Quote every line of the data below as it stands, omitting pictures.

* * *

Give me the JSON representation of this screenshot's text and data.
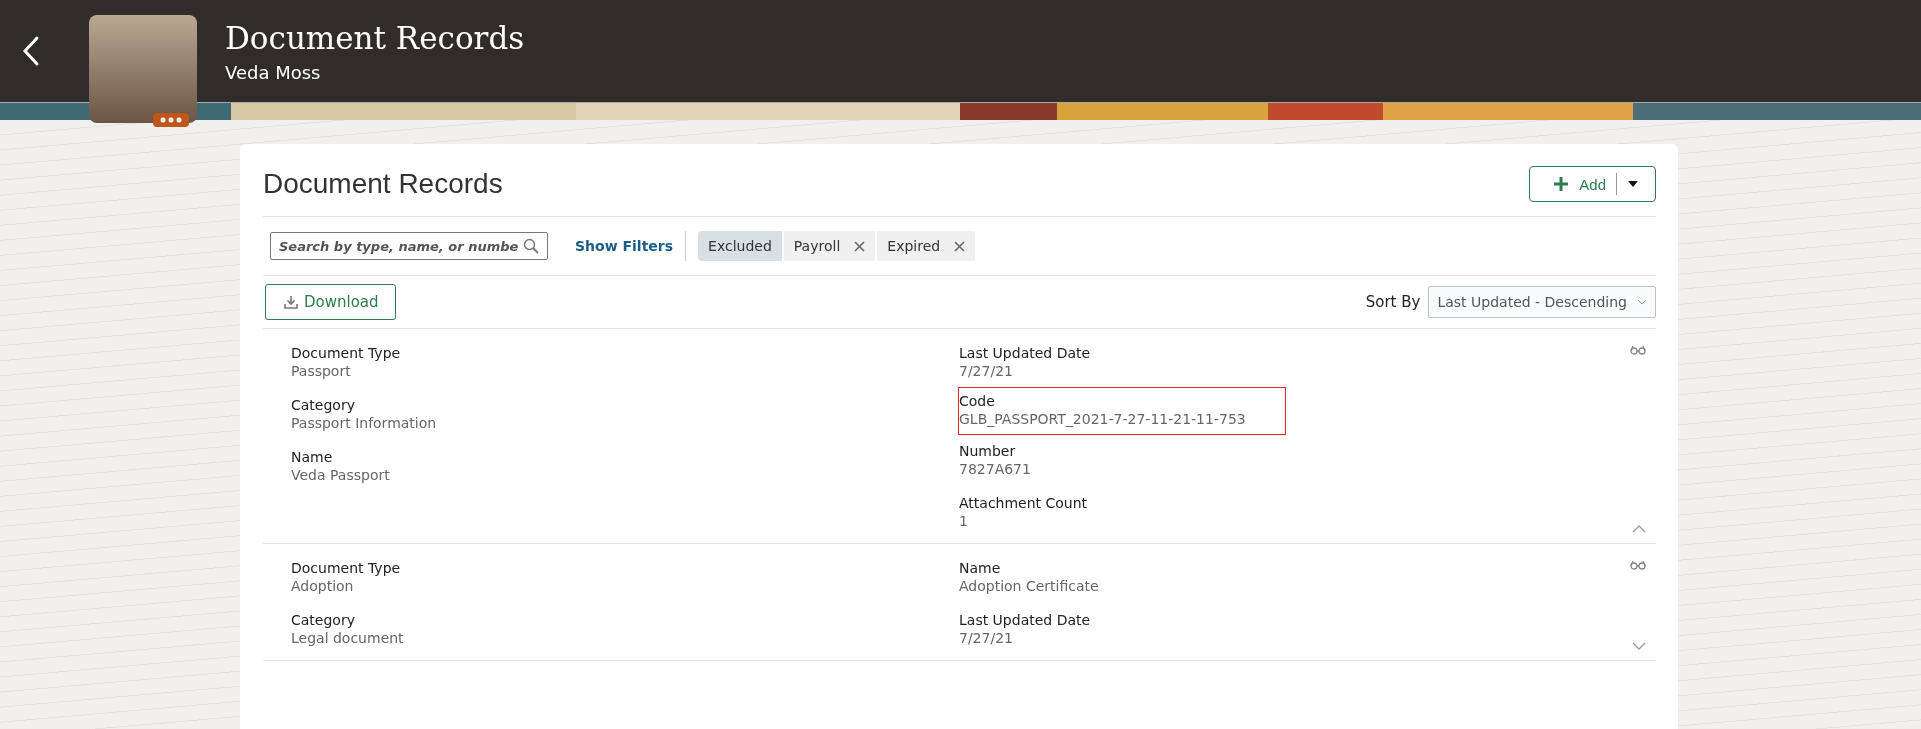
{
  "header": {
    "title": "Document Records",
    "subtitle": "Veda Moss"
  },
  "card": {
    "title": "Document Records",
    "add_button": "Add"
  },
  "search": {
    "placeholder": "Search by type, name, or numbe"
  },
  "show_filters": "Show Filters",
  "filter_chips": [
    {
      "label": "Excluded",
      "kind": "label"
    },
    {
      "label": "Payroll",
      "kind": "removable"
    },
    {
      "label": "Expired",
      "kind": "removable"
    }
  ],
  "download_button": "Download",
  "sort": {
    "label": "Sort By",
    "value": "Last Updated - Descending"
  },
  "records": [
    {
      "expanded": true,
      "left": [
        {
          "label": "Document Type",
          "value": "Passport",
          "highlighted": false
        },
        {
          "label": "Category",
          "value": "Passport Information",
          "highlighted": false
        },
        {
          "label": "Name",
          "value": "Veda Passport",
          "highlighted": false
        }
      ],
      "right": [
        {
          "label": "Last Updated Date",
          "value": "7/27/21",
          "highlighted": false
        },
        {
          "label": "Code",
          "value": "GLB_PASSPORT_2021-7-27-11-21-11-753",
          "highlighted": true
        },
        {
          "label": "Number",
          "value": "7827A671",
          "highlighted": false
        },
        {
          "label": "Attachment Count",
          "value": "1",
          "highlighted": false
        }
      ]
    },
    {
      "expanded": false,
      "left": [
        {
          "label": "Document Type",
          "value": "Adoption",
          "highlighted": false
        },
        {
          "label": "Category",
          "value": "Legal document",
          "highlighted": false
        }
      ],
      "right": [
        {
          "label": "Name",
          "value": "Adoption Certificate",
          "highlighted": false
        },
        {
          "label": "Last Updated Date",
          "value": "7/27/21",
          "highlighted": false
        }
      ]
    }
  ]
}
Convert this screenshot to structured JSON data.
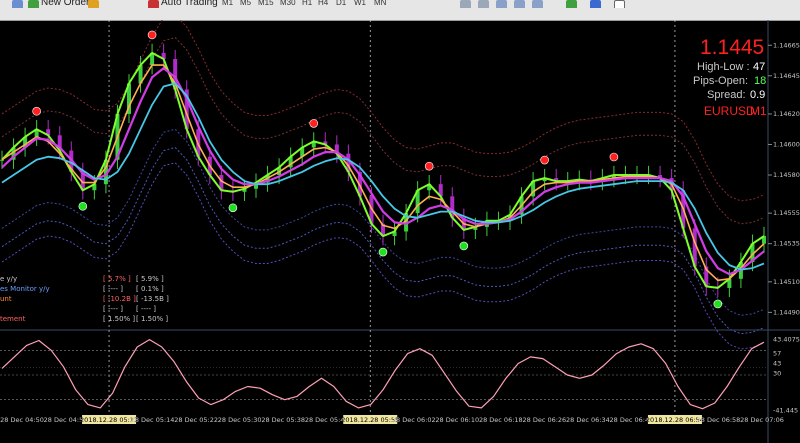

* * *

Result below:
Give me the JSON representation of this screenshot's text and data.
{
  "header": {
    "title": "Document Records",
    "subtitle": "Veda Moss"
  },
  "card": {
    "title": "Document Records",
    "add_button": "Add"
  },
  "search": {
    "placeholder": "Search by type, name, or numbe"
  },
  "show_filters": "Show Filters",
  "filter_chips": [
    {
      "label": "Excluded",
      "kind": "label"
    },
    {
      "label": "Payroll",
      "kind": "removable"
    },
    {
      "label": "Expired",
      "kind": "removable"
    }
  ],
  "download_button": "Download",
  "sort": {
    "label": "Sort By",
    "value": "Last Updated - Descending"
  },
  "records": [
    {
      "expanded": true,
      "left": [
        {
          "label": "Document Type",
          "value": "Passport",
          "highlighted": false
        },
        {
          "label": "Category",
          "value": "Passport Information",
          "highlighted": false
        },
        {
          "label": "Name",
          "value": "Veda Passport",
          "highlighted": false
        }
      ],
      "right": [
        {
          "label": "Last Updated Date",
          "value": "7/27/21",
          "highlighted": false
        },
        {
          "label": "Code",
          "value": "GLB_PASSPORT_2021-7-27-11-21-11-753",
          "highlighted": true
        },
        {
          "label": "Number",
          "value": "7827A671",
          "highlighted": false
        },
        {
          "label": "Attachment Count",
          "value": "1",
          "highlighted": false
        }
      ]
    },
    {
      "expanded": false,
      "left": [
        {
          "label": "Document Type",
          "value": "Adoption",
          "highlighted": false
        },
        {
          "label": "Category",
          "value": "Legal document",
          "highlighted": false
        }
      ],
      "right": [
        {
          "label": "Name",
          "value": "Adoption Certificate",
          "highlighted": false
        },
        {
          "label": "Last Updated Date",
          "value": "7/27/21",
          "highlighted": false
        }
      ]
    }
  ]
}
Convert this screenshot to structured JSON data.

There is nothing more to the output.